• _What is asked_
Return each line of the records with nothing changed, pictures excepted.

• _Material_
↓
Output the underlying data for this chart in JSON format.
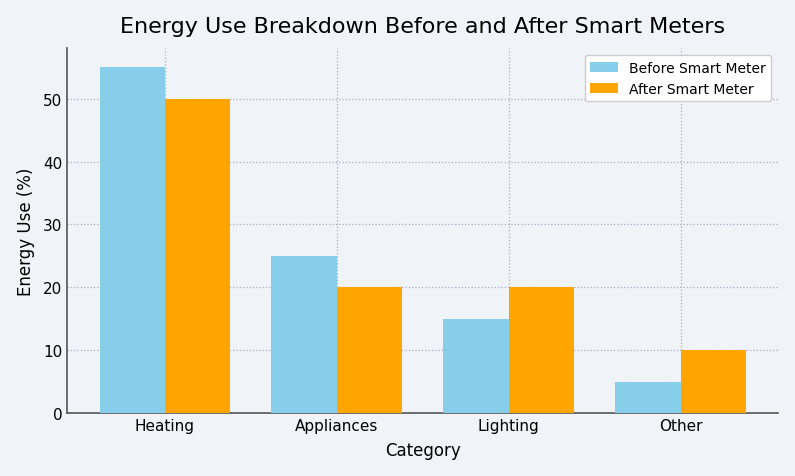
{
  "title": "Energy Use Breakdown Before and After Smart Meters",
  "xlabel": "Category",
  "ylabel": "Energy Use (%)",
  "categories": [
    "Heating",
    "Appliances",
    "Lighting",
    "Other"
  ],
  "before_values": [
    55,
    25,
    15,
    5
  ],
  "after_values": [
    50,
    20,
    20,
    10
  ],
  "before_color": "#87CEEB",
  "after_color": "#FFA500",
  "before_label": "Before Smart Meter",
  "after_label": "After Smart Meter",
  "ylim": [
    0,
    58
  ],
  "bar_width": 0.38,
  "background_color": "#F0F4F8",
  "plot_bg_color": "#F0F4F8",
  "grid_color": "#AAAACC",
  "title_fontsize": 16,
  "axis_label_fontsize": 12,
  "tick_fontsize": 11,
  "legend_fontsize": 10,
  "yticks": [
    0,
    10,
    20,
    30,
    40,
    50
  ]
}
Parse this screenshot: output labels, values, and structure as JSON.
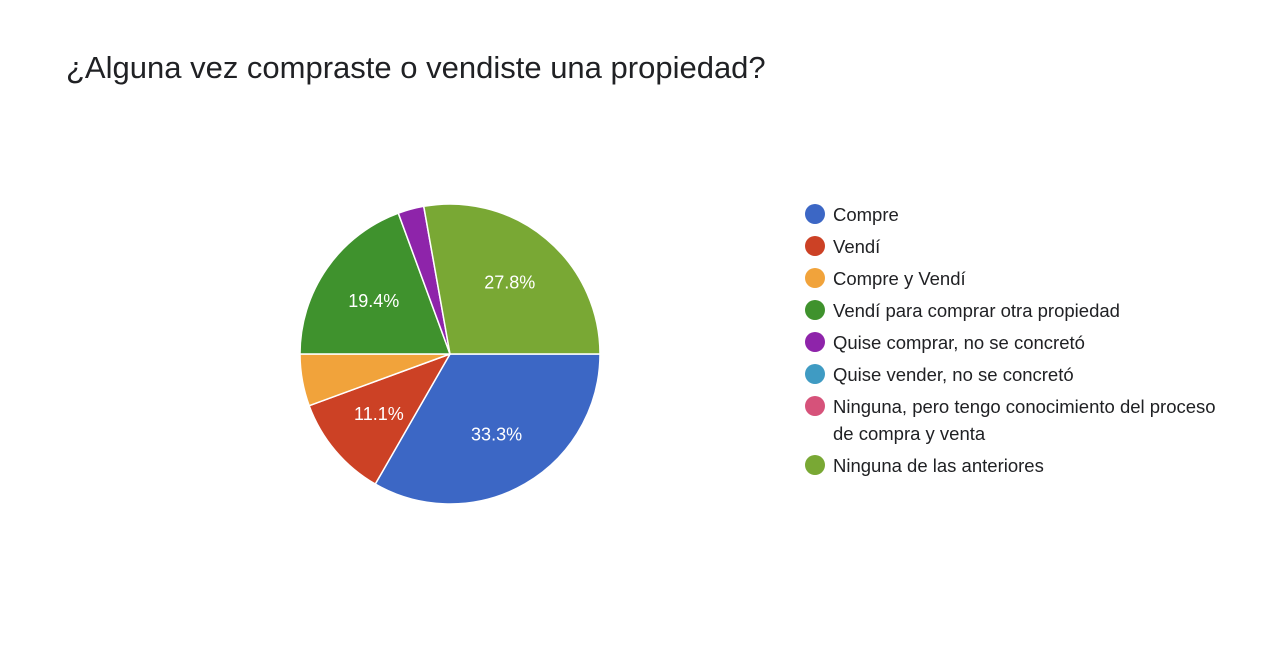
{
  "chart_data": {
    "type": "pie",
    "title": "¿Alguna vez compraste o vendiste una propiedad?",
    "legend_position": "right",
    "slices": [
      {
        "label": "Compre",
        "value": 33.3,
        "display": "33.3%",
        "color": "#3c67c5"
      },
      {
        "label": "Vendí",
        "value": 11.1,
        "display": "11.1%",
        "color": "#cc4125"
      },
      {
        "label": "Compre y Vendí",
        "value": 5.6,
        "display": "",
        "color": "#f1a33b"
      },
      {
        "label": "Vendí para comprar otra propiedad",
        "value": 19.4,
        "display": "19.4%",
        "color": "#3f922d"
      },
      {
        "label": "Quise comprar, no se concretó",
        "value": 2.8,
        "display": "",
        "color": "#8e24aa"
      },
      {
        "label": "Quise vender, no se concretó",
        "value": 0,
        "display": "",
        "color": "#3f9bc3"
      },
      {
        "label": "Ninguna, pero tengo conocimiento del proceso de compra y venta",
        "value": 0,
        "display": "",
        "color": "#d6527a"
      },
      {
        "label": "Ninguna de las anteriores",
        "value": 27.8,
        "display": "27.8%",
        "color": "#79a834"
      }
    ]
  }
}
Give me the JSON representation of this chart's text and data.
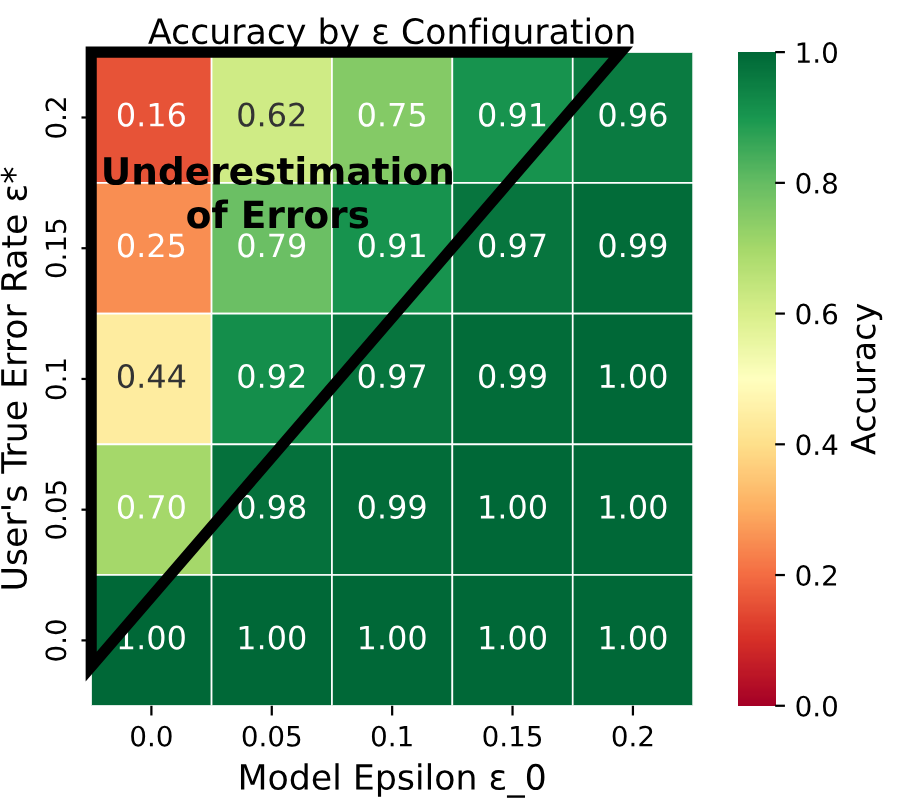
{
  "chart_data": {
    "type": "heatmap",
    "title": "Accuracy by ε Configuration",
    "xlabel": "Model Epsilon ε_0",
    "ylabel": "User's True Error Rate ε*",
    "clabel": "Accuracy",
    "categories": [
      "0.0",
      "0.05",
      "0.1",
      "0.15",
      "0.2"
    ],
    "y_categories": [
      "0.2",
      "0.15",
      "0.1",
      "0.05",
      "0.0"
    ],
    "cells": [
      [
        0.16,
        0.62,
        0.75,
        0.91,
        0.96
      ],
      [
        0.25,
        0.79,
        0.91,
        0.97,
        0.99
      ],
      [
        0.44,
        0.92,
        0.97,
        0.99,
        1.0
      ],
      [
        0.7,
        0.98,
        0.99,
        1.0,
        1.0
      ],
      [
        1.0,
        1.0,
        1.0,
        1.0,
        1.0
      ]
    ],
    "cell_labels": [
      [
        "0.16",
        "0.62",
        "0.75",
        "0.91",
        "0.96"
      ],
      [
        "0.25",
        "0.79",
        "0.91",
        "0.97",
        "0.99"
      ],
      [
        "0.44",
        "0.92",
        "0.97",
        "0.99",
        "1.00"
      ],
      [
        "0.70",
        "0.98",
        "0.99",
        "1.00",
        "1.00"
      ],
      [
        "1.00",
        "1.00",
        "1.00",
        "1.00",
        "1.00"
      ]
    ],
    "clim": [
      0,
      1
    ],
    "cticks": [
      {
        "value": 0,
        "label": "0.0"
      },
      {
        "value": 0.2,
        "label": "0.2"
      },
      {
        "value": 0.4,
        "label": "0.4"
      },
      {
        "value": 0.6,
        "label": "0.6"
      },
      {
        "value": 0.8,
        "label": "0.8"
      },
      {
        "value": 1,
        "label": "1.0"
      }
    ],
    "annotations": [
      "Underestimation\nof Errors"
    ]
  }
}
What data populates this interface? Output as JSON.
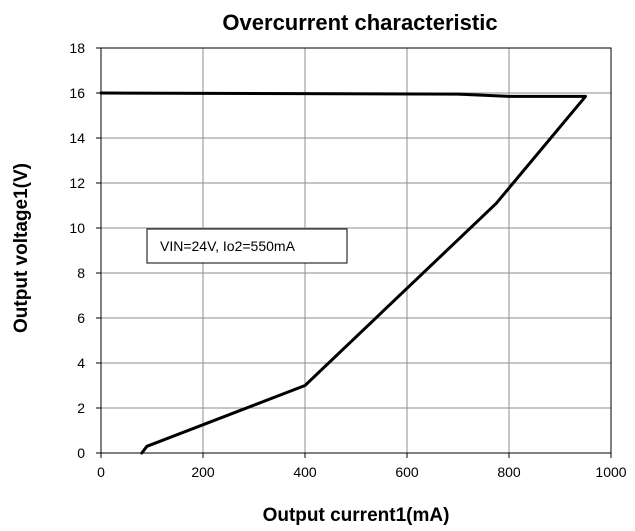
{
  "chart_data": {
    "type": "line",
    "title": "Overcurrent characteristic",
    "xlabel": "Output  current1(mA)",
    "ylabel": "Output  voltage1(V)",
    "xlim": [
      0,
      1000
    ],
    "ylim": [
      0,
      18
    ],
    "xticks": [
      0,
      200,
      400,
      600,
      800,
      1000
    ],
    "yticks": [
      0,
      2,
      4,
      6,
      8,
      10,
      12,
      14,
      16,
      18
    ],
    "grid": true,
    "legend": "none",
    "annotation": "VIN=24V, Io2=550mA",
    "series": [
      {
        "color": "#000000",
        "x": [
          0,
          700,
          800,
          950,
          775,
          400,
          90,
          80
        ],
        "y": [
          16.0,
          15.95,
          15.85,
          15.85,
          11.1,
          3.0,
          0.3,
          0.0
        ]
      }
    ]
  }
}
↑
• _Written answer_
Output the underlying data for this chart in JSON format.
{
  "title": "Energy Use Breakdown Before and After Smart Meters",
  "xlabel": "Category",
  "ylabel": "Energy Use (%)",
  "categories": [
    "Heating",
    "Appliances",
    "Lighting",
    "Other"
  ],
  "before_values": [
    55,
    25,
    15,
    5
  ],
  "after_values": [
    50,
    20,
    20,
    10
  ],
  "before_color": "#87CEEB",
  "after_color": "#FFA500",
  "before_label": "Before Smart Meter",
  "after_label": "After Smart Meter",
  "ylim": [
    0,
    58
  ],
  "bar_width": 0.38,
  "background_color": "#F0F4F8",
  "plot_bg_color": "#F0F4F8",
  "grid_color": "#AAAACC",
  "title_fontsize": 16,
  "axis_label_fontsize": 12,
  "tick_fontsize": 11,
  "legend_fontsize": 10,
  "yticks": [
    0,
    10,
    20,
    30,
    40,
    50
  ]
}
Parse this screenshot: output labels, values, and structure as JSON.
{
  "chart_data": {
    "type": "pie",
    "title": "¿Alguna vez compraste o vendiste una propiedad?",
    "legend_position": "right",
    "slices": [
      {
        "label": "Compre",
        "value": 33.3,
        "display": "33.3%",
        "color": "#3c67c5"
      },
      {
        "label": "Vendí",
        "value": 11.1,
        "display": "11.1%",
        "color": "#cc4125"
      },
      {
        "label": "Compre y Vendí",
        "value": 5.6,
        "display": "",
        "color": "#f1a33b"
      },
      {
        "label": "Vendí para comprar otra propiedad",
        "value": 19.4,
        "display": "19.4%",
        "color": "#3f922d"
      },
      {
        "label": "Quise comprar, no se concretó",
        "value": 2.8,
        "display": "",
        "color": "#8e24aa"
      },
      {
        "label": "Quise vender, no se concretó",
        "value": 0,
        "display": "",
        "color": "#3f9bc3"
      },
      {
        "label": "Ninguna, pero tengo conocimiento del proceso de compra y venta",
        "value": 0,
        "display": "",
        "color": "#d6527a"
      },
      {
        "label": "Ninguna de las anteriores",
        "value": 27.8,
        "display": "27.8%",
        "color": "#79a834"
      }
    ]
  }
}
Give me the JSON representation of this chart's text and data.
{
  "chart_data": {
    "type": "heatmap",
    "title": "Accuracy by ε Configuration",
    "xlabel": "Model Epsilon ε_0",
    "ylabel": "User's True Error Rate ε*",
    "clabel": "Accuracy",
    "categories": [
      "0.0",
      "0.05",
      "0.1",
      "0.15",
      "0.2"
    ],
    "y_categories": [
      "0.2",
      "0.15",
      "0.1",
      "0.05",
      "0.0"
    ],
    "cells": [
      [
        0.16,
        0.62,
        0.75,
        0.91,
        0.96
      ],
      [
        0.25,
        0.79,
        0.91,
        0.97,
        0.99
      ],
      [
        0.44,
        0.92,
        0.97,
        0.99,
        1.0
      ],
      [
        0.7,
        0.98,
        0.99,
        1.0,
        1.0
      ],
      [
        1.0,
        1.0,
        1.0,
        1.0,
        1.0
      ]
    ],
    "cell_labels": [
      [
        "0.16",
        "0.62",
        "0.75",
        "0.91",
        "0.96"
      ],
      [
        "0.25",
        "0.79",
        "0.91",
        "0.97",
        "0.99"
      ],
      [
        "0.44",
        "0.92",
        "0.97",
        "0.99",
        "1.00"
      ],
      [
        "0.70",
        "0.98",
        "0.99",
        "1.00",
        "1.00"
      ],
      [
        "1.00",
        "1.00",
        "1.00",
        "1.00",
        "1.00"
      ]
    ],
    "clim": [
      0,
      1
    ],
    "cticks": [
      {
        "value": 0,
        "label": "0.0"
      },
      {
        "value": 0.2,
        "label": "0.2"
      },
      {
        "value": 0.4,
        "label": "0.4"
      },
      {
        "value": 0.6,
        "label": "0.6"
      },
      {
        "value": 0.8,
        "label": "0.8"
      },
      {
        "value": 1,
        "label": "1.0"
      }
    ],
    "annotations": [
      "Underestimation\nof Errors"
    ]
  }
}
What data populates this interface? Output as JSON.
{
  "chart_data": {
    "type": "line",
    "title": "Overcurrent characteristic",
    "xlabel": "Output  current1(mA)",
    "ylabel": "Output  voltage1(V)",
    "xlim": [
      0,
      1000
    ],
    "ylim": [
      0,
      18
    ],
    "xticks": [
      0,
      200,
      400,
      600,
      800,
      1000
    ],
    "yticks": [
      0,
      2,
      4,
      6,
      8,
      10,
      12,
      14,
      16,
      18
    ],
    "grid": true,
    "legend": "none",
    "annotation": "VIN=24V, Io2=550mA",
    "series": [
      {
        "color": "#000000",
        "x": [
          0,
          700,
          800,
          950,
          775,
          400,
          90,
          80
        ],
        "y": [
          16.0,
          15.95,
          15.85,
          15.85,
          11.1,
          3.0,
          0.3,
          0.0
        ]
      }
    ]
  }
}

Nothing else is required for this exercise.